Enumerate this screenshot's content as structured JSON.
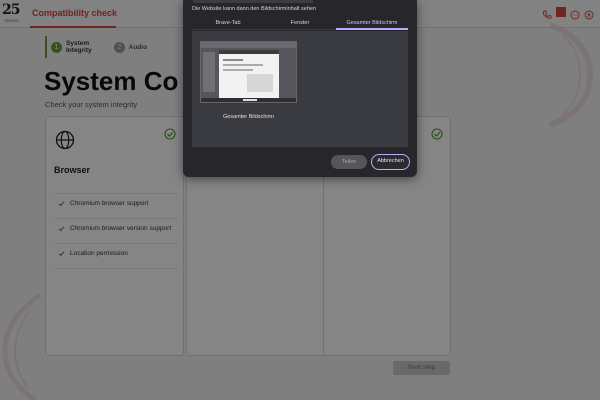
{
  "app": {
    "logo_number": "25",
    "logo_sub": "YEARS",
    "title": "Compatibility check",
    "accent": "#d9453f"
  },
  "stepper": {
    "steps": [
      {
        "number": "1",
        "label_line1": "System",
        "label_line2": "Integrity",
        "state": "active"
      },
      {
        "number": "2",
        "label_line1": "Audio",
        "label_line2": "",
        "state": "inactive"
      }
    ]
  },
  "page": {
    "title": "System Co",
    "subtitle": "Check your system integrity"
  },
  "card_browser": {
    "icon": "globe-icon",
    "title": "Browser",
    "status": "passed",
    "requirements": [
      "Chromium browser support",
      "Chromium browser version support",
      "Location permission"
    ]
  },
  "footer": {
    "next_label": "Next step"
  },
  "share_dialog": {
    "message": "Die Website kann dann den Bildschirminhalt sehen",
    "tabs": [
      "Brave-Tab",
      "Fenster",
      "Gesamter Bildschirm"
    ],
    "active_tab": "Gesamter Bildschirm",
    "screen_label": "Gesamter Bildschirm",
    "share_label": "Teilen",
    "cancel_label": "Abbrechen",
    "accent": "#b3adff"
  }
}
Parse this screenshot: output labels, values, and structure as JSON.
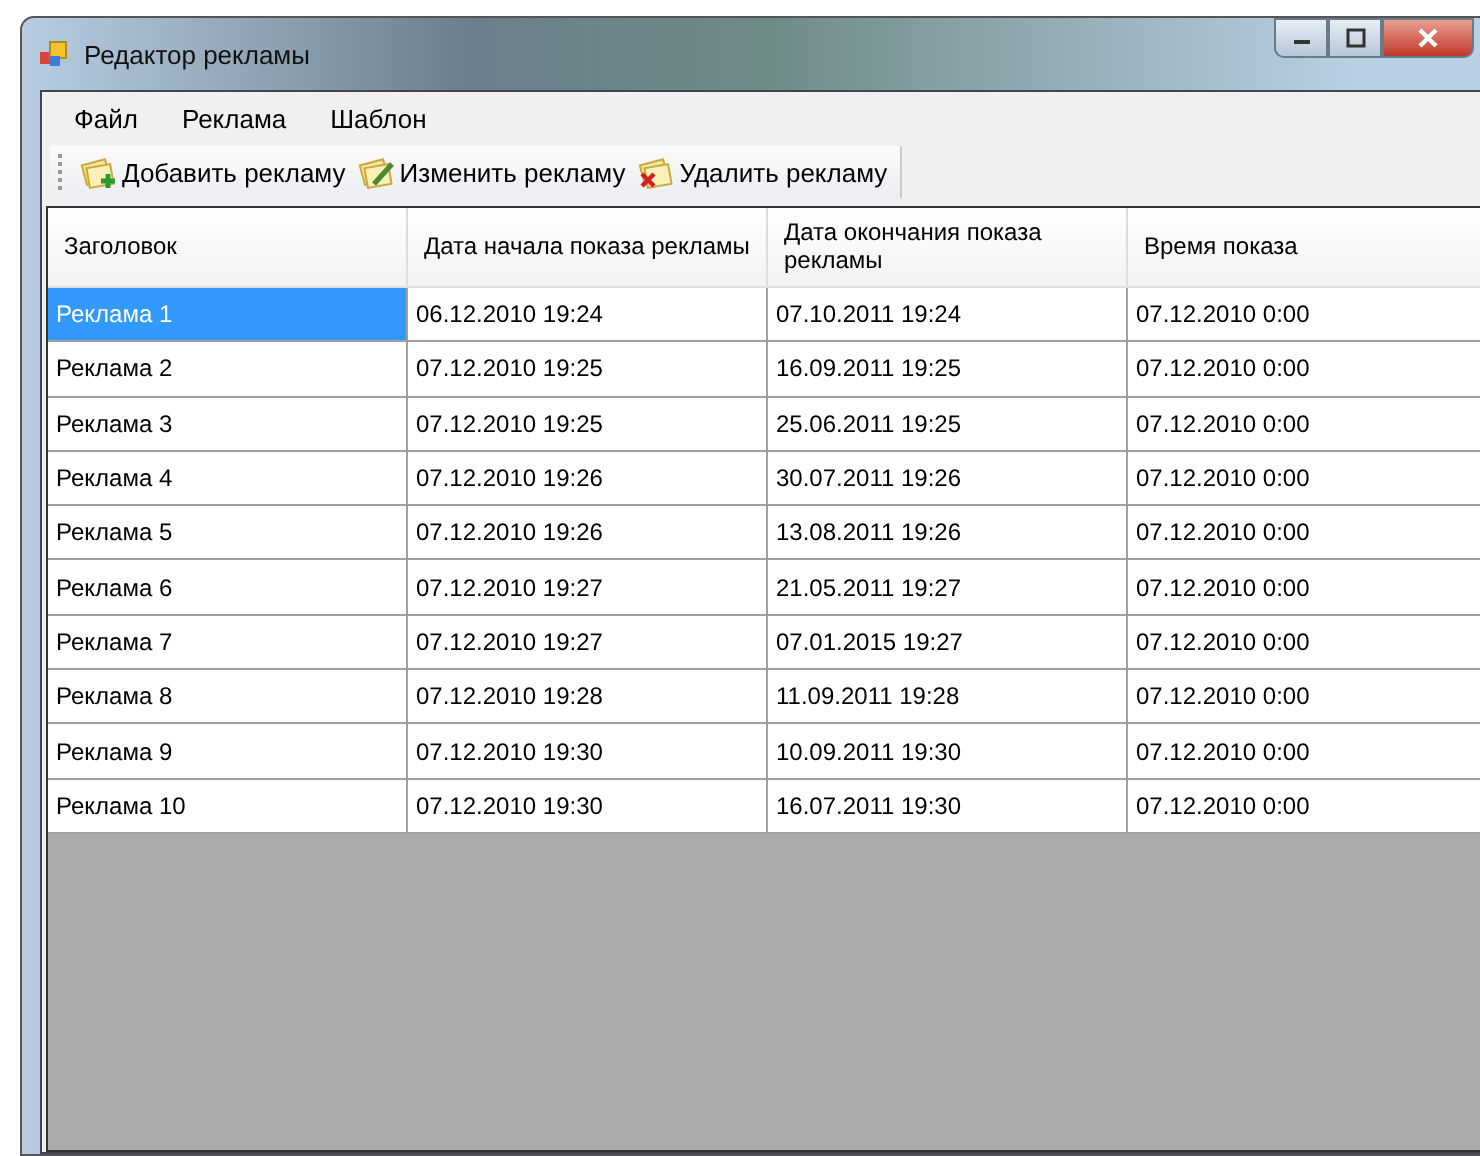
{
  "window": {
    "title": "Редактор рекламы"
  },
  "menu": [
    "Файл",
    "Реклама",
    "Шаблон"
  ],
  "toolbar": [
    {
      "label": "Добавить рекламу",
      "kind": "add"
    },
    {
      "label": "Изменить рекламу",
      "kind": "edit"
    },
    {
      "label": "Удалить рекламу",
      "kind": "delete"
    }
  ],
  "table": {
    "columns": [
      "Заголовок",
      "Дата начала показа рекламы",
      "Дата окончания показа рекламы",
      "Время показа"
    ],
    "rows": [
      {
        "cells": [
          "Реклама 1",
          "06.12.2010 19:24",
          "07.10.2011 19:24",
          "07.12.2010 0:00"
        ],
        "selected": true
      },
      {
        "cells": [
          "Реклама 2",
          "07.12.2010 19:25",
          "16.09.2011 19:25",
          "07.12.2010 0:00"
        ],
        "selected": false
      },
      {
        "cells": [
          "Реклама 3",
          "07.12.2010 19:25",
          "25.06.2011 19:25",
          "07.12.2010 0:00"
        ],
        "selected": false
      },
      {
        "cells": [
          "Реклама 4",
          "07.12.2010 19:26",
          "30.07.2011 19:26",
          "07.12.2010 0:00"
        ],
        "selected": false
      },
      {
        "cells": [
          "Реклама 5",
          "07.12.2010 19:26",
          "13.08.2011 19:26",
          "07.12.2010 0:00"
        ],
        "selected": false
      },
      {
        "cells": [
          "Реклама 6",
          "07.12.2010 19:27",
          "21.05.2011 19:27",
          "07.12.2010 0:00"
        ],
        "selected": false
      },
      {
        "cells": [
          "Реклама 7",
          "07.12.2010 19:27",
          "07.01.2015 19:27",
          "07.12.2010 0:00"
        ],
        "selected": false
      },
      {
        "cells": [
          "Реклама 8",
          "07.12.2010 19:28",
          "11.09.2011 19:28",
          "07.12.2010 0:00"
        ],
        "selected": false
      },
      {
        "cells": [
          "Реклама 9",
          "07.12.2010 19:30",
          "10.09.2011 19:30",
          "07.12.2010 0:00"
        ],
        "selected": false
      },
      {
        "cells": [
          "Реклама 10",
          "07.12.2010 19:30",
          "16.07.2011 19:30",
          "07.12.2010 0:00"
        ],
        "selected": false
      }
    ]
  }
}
§
_GIVEN EXERCISE_
Exactly as written, return every line of the listing, but not the pictures.

_WRITTEN ANSWER_
Enumerate this screenshot's content as structured JSON.
{
  "app": {
    "logo_number": "25",
    "logo_sub": "YEARS",
    "title": "Compatibility check",
    "accent": "#d9453f"
  },
  "stepper": {
    "steps": [
      {
        "number": "1",
        "label_line1": "System",
        "label_line2": "Integrity",
        "state": "active"
      },
      {
        "number": "2",
        "label_line1": "Audio",
        "label_line2": "",
        "state": "inactive"
      }
    ]
  },
  "page": {
    "title": "System Co",
    "subtitle": "Check your system integrity"
  },
  "card_browser": {
    "icon": "globe-icon",
    "title": "Browser",
    "status": "passed",
    "requirements": [
      "Chromium browser support",
      "Chromium browser version support",
      "Location permission"
    ]
  },
  "footer": {
    "next_label": "Next step"
  },
  "share_dialog": {
    "message": "Die Website kann dann den Bildschirminhalt sehen",
    "tabs": [
      "Brave-Tab",
      "Fenster",
      "Gesamter Bildschirm"
    ],
    "active_tab": "Gesamter Bildschirm",
    "screen_label": "Gesamter Bildschirm",
    "share_label": "Teilen",
    "cancel_label": "Abbrechen",
    "accent": "#b3adff"
  }
}
Parse this screenshot: output labels, values, and structure as JSON.
{
  "window": {
    "title": "Редактор рекламы"
  },
  "menu": [
    "Файл",
    "Реклама",
    "Шаблон"
  ],
  "toolbar": [
    {
      "label": "Добавить рекламу",
      "kind": "add"
    },
    {
      "label": "Изменить рекламу",
      "kind": "edit"
    },
    {
      "label": "Удалить рекламу",
      "kind": "delete"
    }
  ],
  "table": {
    "columns": [
      "Заголовок",
      "Дата начала показа рекламы",
      "Дата окончания показа рекламы",
      "Время показа"
    ],
    "rows": [
      {
        "cells": [
          "Реклама 1",
          "06.12.2010 19:24",
          "07.10.2011 19:24",
          "07.12.2010 0:00"
        ],
        "selected": true
      },
      {
        "cells": [
          "Реклама 2",
          "07.12.2010 19:25",
          "16.09.2011 19:25",
          "07.12.2010 0:00"
        ],
        "selected": false
      },
      {
        "cells": [
          "Реклама 3",
          "07.12.2010 19:25",
          "25.06.2011 19:25",
          "07.12.2010 0:00"
        ],
        "selected": false
      },
      {
        "cells": [
          "Реклама 4",
          "07.12.2010 19:26",
          "30.07.2011 19:26",
          "07.12.2010 0:00"
        ],
        "selected": false
      },
      {
        "cells": [
          "Реклама 5",
          "07.12.2010 19:26",
          "13.08.2011 19:26",
          "07.12.2010 0:00"
        ],
        "selected": false
      },
      {
        "cells": [
          "Реклама 6",
          "07.12.2010 19:27",
          "21.05.2011 19:27",
          "07.12.2010 0:00"
        ],
        "selected": false
      },
      {
        "cells": [
          "Реклама 7",
          "07.12.2010 19:27",
          "07.01.2015 19:27",
          "07.12.2010 0:00"
        ],
        "selected": false
      },
      {
        "cells": [
          "Реклама 8",
          "07.12.2010 19:28",
          "11.09.2011 19:28",
          "07.12.2010 0:00"
        ],
        "selected": false
      },
      {
        "cells": [
          "Реклама 9",
          "07.12.2010 19:30",
          "10.09.2011 19:30",
          "07.12.2010 0:00"
        ],
        "selected": false
      },
      {
        "cells": [
          "Реклама 10",
          "07.12.2010 19:30",
          "16.07.2011 19:30",
          "07.12.2010 0:00"
        ],
        "selected": false
      }
    ]
  }
}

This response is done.